* WHAT YOU SHOULD DO *
Identify every line containing the word "Talk" and reproduce each one.
** START ENTRIES PROVIDED **
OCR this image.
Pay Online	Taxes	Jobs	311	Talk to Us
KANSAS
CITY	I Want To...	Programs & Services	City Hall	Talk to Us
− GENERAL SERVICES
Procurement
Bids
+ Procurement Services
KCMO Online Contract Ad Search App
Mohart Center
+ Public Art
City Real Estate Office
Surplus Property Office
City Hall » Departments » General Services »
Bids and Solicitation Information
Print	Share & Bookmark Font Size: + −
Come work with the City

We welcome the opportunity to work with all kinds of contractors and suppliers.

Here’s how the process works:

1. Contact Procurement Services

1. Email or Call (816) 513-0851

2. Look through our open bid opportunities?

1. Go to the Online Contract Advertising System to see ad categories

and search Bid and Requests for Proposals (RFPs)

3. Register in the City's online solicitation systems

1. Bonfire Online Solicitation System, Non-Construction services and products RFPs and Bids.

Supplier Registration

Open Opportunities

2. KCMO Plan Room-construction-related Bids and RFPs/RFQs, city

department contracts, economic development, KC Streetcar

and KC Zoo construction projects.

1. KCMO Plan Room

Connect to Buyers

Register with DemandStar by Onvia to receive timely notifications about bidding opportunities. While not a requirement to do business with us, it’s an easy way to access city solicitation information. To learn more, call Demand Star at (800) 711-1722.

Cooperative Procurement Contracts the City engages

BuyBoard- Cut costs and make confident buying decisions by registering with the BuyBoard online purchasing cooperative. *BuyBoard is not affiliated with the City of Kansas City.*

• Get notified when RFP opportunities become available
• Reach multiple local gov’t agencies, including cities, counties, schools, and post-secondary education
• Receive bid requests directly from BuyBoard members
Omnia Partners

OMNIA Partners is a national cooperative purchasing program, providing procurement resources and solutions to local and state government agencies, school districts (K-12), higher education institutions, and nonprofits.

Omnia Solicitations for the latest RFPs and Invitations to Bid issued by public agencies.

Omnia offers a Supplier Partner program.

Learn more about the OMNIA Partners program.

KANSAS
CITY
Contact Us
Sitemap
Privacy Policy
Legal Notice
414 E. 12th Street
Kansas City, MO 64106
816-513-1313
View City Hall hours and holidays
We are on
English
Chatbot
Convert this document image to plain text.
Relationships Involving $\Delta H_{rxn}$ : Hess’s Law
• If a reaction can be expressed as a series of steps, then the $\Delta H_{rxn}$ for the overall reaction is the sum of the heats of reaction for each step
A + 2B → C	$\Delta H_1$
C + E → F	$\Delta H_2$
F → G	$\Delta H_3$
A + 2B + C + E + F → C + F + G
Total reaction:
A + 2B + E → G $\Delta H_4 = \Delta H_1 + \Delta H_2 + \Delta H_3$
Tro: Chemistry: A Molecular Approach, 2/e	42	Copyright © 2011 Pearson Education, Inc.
** END ENTRIES PROVIDED **
* WRITTEN RESPONSE *
Pay Online	Taxes	Jobs	311	Talk to Us
CITY	I Want To...	Programs & Services	City Hall	Talk to Us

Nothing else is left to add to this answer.